**TASK REQUIREMENTS:**
Each entry below must be repeated word for word.

**DATA ROWS:**

========

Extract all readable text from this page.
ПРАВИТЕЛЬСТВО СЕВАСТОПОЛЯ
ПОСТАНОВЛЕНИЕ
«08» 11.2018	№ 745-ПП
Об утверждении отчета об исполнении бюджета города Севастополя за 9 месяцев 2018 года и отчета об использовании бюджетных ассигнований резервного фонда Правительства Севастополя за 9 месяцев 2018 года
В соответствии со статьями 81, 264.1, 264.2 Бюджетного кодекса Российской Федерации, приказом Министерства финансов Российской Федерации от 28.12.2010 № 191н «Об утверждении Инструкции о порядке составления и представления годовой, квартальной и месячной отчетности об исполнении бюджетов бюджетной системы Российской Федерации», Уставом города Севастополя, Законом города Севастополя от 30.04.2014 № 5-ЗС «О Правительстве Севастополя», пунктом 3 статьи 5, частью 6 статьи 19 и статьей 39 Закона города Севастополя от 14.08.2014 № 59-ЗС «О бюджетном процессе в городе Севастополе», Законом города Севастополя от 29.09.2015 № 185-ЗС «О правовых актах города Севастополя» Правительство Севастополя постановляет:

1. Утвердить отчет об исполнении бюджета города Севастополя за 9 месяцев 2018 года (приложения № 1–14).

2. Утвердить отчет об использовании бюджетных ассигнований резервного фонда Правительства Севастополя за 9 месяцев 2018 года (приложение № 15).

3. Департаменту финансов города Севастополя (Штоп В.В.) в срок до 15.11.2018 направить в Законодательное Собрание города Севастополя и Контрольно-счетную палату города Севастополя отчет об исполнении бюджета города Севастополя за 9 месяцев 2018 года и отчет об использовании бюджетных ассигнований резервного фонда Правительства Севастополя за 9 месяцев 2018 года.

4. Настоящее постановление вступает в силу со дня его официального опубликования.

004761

========

**TASK SOLUTION:**
Extract all readable text from this page.
ПРАВИТЕЛЬСТВО СЕВАСТОПОЛЯ
ПОСТАНОВЛЕНИЕ
«08» 11.2018	№ 745-ПП
Об утверждении отчета об исполнении бюджета города Севастополя за 9 месяцев 2018 года и отчета об использовании бюджетных ассигнований резервного фонда Правительства Севастополя за 9 месяцев 2018 года
В соответствии со статьями 81, 264.1, 264.2 Бюджетного кодекса Российской Федерации, приказом Министерства финансов Российской Федерации от 28.12.2010 № 191н «Об утверждении Инструкции о порядке составления и представления годовой, квартальной и месячной отчетности об исполнении бюджетов бюджетной системы Российской Федерации», Уставом города Севастополя, Законом города Севастополя от 30.04.2014 № 5-ЗС «О Правительстве Севастополя», пунктом 3 статьи 5, частью 6 статьи 19 и статьей 39 Закона города Севастополя от 14.08.2014 № 59-ЗС «О бюджетном процессе в городе Севастополе», Законом города Севастополя от 29.09.2015 № 185-ЗС «О правовых актах города Севастополя» Правительство Севастополя постановляет:

1. Утвердить отчет об исполнении бюджета города Севастополя за 9 месяцев 2018 года (приложения № 1–14).

2. Утвердить отчет об использовании бюджетных ассигнований резервного фонда Правительства Севастополя за 9 месяцев 2018 года (приложение № 15).

3. Департаменту финансов города Севастополя (Штоп В.В.) в срок до 15.11.2018 направить в Законодательное Собрание города Севастополя и Контрольно-счетную палату города Севастополя отчет об исполнении бюджета города Севастополя за 9 месяцев 2018 года и отчет об использовании бюджетных ассигнований резервного фонда Правительства Севастополя за 9 месяцев 2018 года.

4. Настоящее постановление вступает в силу со дня его официального опубликования.

004761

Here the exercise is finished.